* **TASK**: Wherever the string "ylabel" appears in the listing, copy that line.

* **INPUT**:

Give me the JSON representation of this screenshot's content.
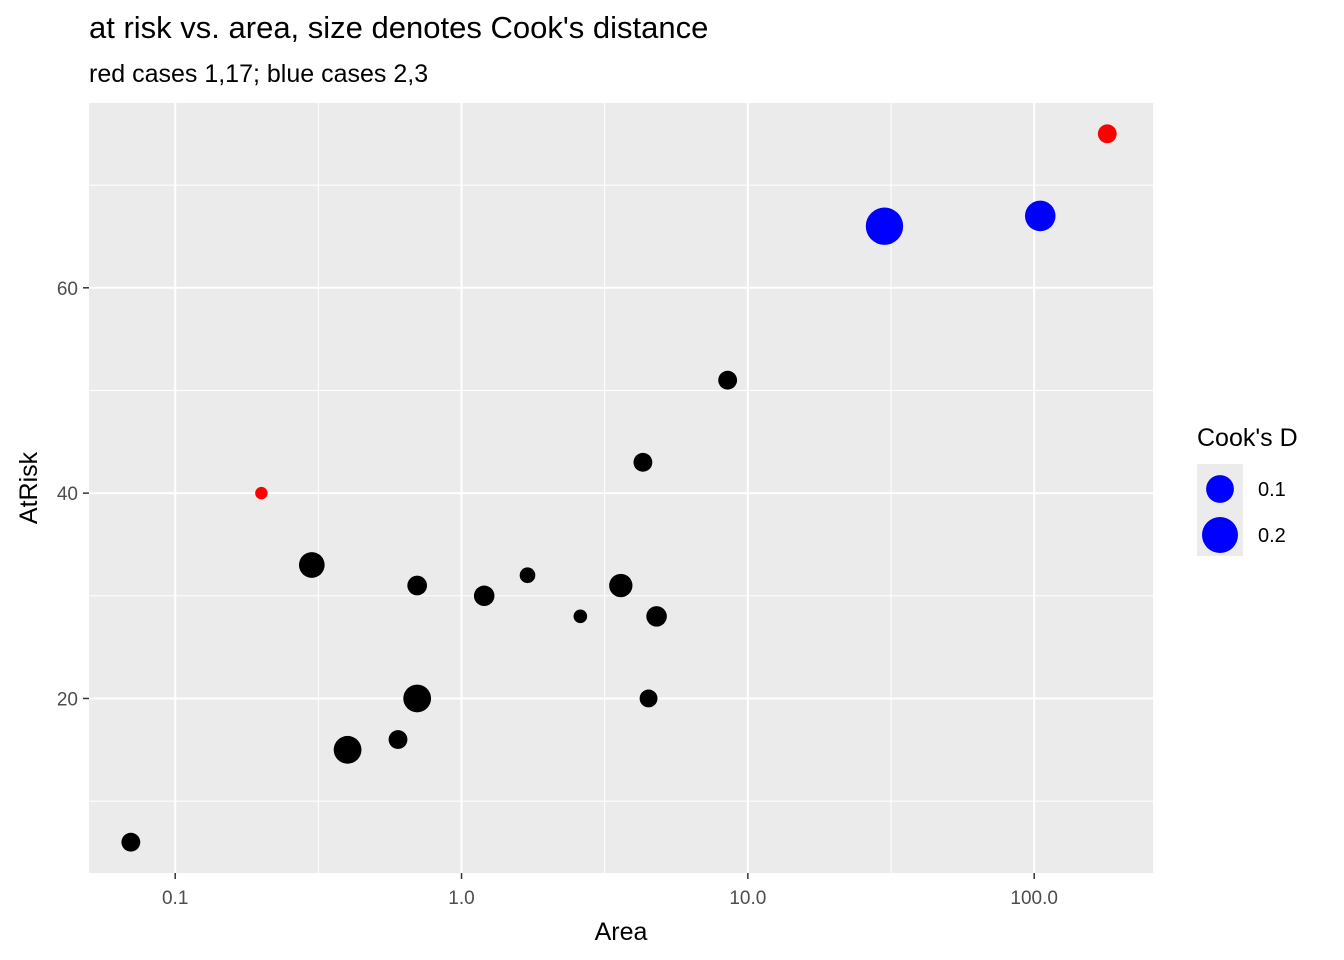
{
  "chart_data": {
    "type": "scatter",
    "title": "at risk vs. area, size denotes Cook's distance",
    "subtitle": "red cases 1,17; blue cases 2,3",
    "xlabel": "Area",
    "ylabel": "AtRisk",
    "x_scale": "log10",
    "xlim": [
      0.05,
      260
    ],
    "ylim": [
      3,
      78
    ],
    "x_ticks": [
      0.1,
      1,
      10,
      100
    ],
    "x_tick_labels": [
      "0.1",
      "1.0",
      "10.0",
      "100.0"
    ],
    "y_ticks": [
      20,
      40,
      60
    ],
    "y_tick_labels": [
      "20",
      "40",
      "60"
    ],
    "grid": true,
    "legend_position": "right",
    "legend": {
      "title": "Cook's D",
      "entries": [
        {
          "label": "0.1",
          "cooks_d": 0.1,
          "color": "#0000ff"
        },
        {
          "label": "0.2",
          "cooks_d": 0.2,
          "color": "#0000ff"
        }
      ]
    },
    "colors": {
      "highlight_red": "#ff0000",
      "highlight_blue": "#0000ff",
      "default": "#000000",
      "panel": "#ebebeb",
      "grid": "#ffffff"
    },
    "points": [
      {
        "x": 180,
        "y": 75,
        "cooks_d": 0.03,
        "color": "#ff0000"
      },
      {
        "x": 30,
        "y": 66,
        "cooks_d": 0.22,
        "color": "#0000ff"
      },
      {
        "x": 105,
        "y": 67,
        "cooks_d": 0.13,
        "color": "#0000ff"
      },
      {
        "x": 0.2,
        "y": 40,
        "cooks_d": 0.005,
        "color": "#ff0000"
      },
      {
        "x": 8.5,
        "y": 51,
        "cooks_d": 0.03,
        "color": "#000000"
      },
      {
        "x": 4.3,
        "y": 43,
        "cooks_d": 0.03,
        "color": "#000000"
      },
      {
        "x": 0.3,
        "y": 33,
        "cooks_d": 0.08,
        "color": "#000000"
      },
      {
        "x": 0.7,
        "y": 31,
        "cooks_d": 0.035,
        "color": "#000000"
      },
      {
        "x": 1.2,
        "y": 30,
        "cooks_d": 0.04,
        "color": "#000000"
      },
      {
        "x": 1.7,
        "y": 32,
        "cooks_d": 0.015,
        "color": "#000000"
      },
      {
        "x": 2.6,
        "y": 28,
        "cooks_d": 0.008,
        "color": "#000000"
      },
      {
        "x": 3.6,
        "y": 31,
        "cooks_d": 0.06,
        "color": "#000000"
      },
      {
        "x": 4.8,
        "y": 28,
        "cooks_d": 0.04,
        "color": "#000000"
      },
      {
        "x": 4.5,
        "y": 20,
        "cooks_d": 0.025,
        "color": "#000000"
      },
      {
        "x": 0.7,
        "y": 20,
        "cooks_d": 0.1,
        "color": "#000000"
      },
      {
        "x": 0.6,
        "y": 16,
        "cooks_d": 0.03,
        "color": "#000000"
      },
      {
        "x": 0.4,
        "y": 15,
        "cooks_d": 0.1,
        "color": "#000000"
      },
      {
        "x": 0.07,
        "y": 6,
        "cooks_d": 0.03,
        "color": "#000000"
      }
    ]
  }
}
---
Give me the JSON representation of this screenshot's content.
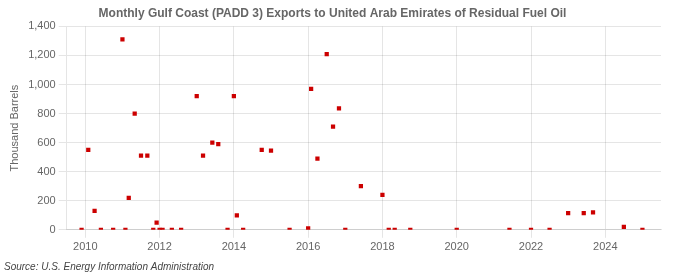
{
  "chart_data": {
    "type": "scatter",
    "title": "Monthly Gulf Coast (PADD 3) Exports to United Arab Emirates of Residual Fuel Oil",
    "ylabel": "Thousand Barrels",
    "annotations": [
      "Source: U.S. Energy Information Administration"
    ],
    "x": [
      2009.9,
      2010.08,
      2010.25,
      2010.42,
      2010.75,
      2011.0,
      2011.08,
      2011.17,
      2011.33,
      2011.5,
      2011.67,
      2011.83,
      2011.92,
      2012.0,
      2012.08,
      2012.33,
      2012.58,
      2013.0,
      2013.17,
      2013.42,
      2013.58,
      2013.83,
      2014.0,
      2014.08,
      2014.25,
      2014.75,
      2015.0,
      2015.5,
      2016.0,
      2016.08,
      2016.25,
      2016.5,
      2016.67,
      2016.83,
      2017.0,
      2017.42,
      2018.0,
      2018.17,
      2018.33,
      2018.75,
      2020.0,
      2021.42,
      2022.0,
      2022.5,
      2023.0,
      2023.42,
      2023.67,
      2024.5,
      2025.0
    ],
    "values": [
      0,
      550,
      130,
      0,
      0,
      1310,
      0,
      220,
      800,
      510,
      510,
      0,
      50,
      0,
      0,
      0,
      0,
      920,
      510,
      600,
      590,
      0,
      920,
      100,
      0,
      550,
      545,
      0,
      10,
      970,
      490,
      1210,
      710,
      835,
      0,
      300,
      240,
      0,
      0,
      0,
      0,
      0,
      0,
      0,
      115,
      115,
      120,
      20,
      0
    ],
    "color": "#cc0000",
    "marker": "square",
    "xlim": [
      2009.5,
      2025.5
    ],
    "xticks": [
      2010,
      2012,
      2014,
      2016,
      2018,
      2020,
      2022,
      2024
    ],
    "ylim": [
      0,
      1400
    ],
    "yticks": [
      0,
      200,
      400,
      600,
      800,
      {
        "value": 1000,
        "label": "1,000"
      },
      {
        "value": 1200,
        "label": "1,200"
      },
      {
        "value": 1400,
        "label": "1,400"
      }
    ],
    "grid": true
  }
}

* **TASK OUTPUT**:
    "ylabel": "AtRisk",
    "ylabel": "Thousand Barrels",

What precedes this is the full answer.